**Task:** Which lines below hold the word "level"? Copy all of them.

**Supplied material:**

============

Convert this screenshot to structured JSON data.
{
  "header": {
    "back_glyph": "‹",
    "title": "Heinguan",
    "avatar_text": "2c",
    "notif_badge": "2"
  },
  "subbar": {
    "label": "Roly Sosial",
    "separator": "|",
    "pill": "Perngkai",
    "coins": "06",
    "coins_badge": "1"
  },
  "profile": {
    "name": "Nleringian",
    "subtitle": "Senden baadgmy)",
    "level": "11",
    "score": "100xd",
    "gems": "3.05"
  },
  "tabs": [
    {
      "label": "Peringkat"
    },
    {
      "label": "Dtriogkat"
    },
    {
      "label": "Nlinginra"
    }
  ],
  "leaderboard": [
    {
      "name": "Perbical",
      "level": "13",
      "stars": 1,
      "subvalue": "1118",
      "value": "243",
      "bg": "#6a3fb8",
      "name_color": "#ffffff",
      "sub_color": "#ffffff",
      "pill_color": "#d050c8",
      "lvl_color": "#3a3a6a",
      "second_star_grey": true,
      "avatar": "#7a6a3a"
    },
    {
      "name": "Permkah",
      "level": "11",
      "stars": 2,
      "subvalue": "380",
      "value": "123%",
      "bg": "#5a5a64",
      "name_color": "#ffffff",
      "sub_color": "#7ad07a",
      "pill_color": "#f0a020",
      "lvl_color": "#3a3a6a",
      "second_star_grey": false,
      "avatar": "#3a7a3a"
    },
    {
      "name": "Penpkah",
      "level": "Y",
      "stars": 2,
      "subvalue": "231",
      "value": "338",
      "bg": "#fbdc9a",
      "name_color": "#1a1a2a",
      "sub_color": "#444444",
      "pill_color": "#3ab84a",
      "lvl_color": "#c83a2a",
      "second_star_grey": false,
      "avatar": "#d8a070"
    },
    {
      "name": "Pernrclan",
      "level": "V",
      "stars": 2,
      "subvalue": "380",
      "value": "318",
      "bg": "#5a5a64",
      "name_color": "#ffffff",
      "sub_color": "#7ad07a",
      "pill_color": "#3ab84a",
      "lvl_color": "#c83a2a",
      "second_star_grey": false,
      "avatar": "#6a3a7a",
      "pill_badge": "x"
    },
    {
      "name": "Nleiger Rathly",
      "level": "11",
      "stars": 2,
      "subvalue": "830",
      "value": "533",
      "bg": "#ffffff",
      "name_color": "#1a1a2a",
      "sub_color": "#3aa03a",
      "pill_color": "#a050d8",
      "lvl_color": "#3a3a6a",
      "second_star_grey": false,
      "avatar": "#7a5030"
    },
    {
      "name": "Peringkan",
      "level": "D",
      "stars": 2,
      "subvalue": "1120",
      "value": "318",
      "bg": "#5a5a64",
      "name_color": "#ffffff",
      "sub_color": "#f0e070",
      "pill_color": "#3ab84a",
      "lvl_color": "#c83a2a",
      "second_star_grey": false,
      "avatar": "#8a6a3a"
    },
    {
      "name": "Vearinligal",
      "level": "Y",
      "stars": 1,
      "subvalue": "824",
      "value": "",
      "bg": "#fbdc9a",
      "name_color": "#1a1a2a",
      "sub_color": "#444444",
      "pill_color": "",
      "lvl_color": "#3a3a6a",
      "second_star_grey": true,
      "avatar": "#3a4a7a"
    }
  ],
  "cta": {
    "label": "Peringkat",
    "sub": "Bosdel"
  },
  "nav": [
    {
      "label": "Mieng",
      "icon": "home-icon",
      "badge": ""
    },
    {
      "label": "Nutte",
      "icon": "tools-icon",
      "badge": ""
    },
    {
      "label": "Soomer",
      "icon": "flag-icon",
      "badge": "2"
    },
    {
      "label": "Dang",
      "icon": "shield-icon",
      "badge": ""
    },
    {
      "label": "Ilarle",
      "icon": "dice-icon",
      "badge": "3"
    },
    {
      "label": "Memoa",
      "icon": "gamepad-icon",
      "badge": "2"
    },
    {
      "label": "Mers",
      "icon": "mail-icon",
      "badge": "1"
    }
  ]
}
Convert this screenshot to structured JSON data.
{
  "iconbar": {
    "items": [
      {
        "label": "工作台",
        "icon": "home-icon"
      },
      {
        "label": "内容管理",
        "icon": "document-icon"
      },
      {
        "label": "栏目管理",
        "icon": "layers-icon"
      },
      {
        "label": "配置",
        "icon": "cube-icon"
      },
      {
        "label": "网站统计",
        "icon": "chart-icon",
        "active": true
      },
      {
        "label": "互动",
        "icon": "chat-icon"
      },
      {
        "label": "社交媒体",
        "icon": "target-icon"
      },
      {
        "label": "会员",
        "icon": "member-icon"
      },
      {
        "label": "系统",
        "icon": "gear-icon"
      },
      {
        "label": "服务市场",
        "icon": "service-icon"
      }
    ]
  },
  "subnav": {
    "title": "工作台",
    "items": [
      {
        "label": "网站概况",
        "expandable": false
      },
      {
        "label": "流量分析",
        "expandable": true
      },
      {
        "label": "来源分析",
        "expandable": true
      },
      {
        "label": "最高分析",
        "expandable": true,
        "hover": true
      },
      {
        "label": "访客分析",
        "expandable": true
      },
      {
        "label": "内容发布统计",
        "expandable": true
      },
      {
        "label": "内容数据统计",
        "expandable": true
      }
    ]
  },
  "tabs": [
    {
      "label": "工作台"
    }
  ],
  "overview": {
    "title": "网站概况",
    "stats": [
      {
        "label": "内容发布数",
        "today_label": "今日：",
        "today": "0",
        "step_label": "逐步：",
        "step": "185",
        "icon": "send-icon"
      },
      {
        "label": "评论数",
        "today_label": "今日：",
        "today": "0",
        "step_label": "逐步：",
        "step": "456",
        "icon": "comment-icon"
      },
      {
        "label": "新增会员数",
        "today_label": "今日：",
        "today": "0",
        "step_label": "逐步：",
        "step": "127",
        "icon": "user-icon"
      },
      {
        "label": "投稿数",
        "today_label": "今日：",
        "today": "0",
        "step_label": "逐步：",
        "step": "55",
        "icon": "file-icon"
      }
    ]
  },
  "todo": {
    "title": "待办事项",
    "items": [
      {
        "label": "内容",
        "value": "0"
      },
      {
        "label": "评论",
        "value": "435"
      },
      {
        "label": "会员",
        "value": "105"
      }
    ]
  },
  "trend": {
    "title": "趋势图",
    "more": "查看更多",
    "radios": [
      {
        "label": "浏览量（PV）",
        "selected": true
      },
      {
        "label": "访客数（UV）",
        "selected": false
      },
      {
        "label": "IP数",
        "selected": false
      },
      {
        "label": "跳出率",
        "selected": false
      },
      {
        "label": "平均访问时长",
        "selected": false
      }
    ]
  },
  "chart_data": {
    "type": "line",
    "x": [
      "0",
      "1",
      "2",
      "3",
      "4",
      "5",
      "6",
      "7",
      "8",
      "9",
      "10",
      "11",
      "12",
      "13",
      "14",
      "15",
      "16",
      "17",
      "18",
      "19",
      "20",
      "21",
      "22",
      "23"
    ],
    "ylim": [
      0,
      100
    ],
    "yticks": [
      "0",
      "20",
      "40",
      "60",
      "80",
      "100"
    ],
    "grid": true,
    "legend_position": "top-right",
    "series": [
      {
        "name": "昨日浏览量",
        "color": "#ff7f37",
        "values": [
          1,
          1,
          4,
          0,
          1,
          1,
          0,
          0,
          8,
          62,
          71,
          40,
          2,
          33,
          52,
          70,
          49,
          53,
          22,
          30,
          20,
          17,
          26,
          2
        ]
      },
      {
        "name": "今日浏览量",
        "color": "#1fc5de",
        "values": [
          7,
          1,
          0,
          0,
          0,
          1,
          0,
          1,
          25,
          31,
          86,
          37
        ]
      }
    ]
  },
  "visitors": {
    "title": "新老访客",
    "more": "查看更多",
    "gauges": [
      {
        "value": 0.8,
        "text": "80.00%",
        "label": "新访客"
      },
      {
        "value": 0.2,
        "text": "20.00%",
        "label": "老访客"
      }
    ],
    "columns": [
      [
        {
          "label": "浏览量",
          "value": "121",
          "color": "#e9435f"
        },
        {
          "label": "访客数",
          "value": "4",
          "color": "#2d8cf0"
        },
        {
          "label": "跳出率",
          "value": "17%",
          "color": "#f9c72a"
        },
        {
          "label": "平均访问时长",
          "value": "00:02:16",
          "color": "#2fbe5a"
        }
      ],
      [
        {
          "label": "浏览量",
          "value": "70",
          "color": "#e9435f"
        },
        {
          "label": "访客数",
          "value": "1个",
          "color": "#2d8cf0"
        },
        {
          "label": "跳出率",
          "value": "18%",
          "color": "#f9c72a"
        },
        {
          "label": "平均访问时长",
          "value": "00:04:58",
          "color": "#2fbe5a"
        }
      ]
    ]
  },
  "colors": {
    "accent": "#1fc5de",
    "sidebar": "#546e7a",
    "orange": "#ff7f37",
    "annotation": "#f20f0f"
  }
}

============

**Exercise response:**
    "level": "11",
      "level": "13",
      "level": "11",
      "level": "Y",
      "level": "V",
      "level": "11",
      "level": "D",
      "level": "Y",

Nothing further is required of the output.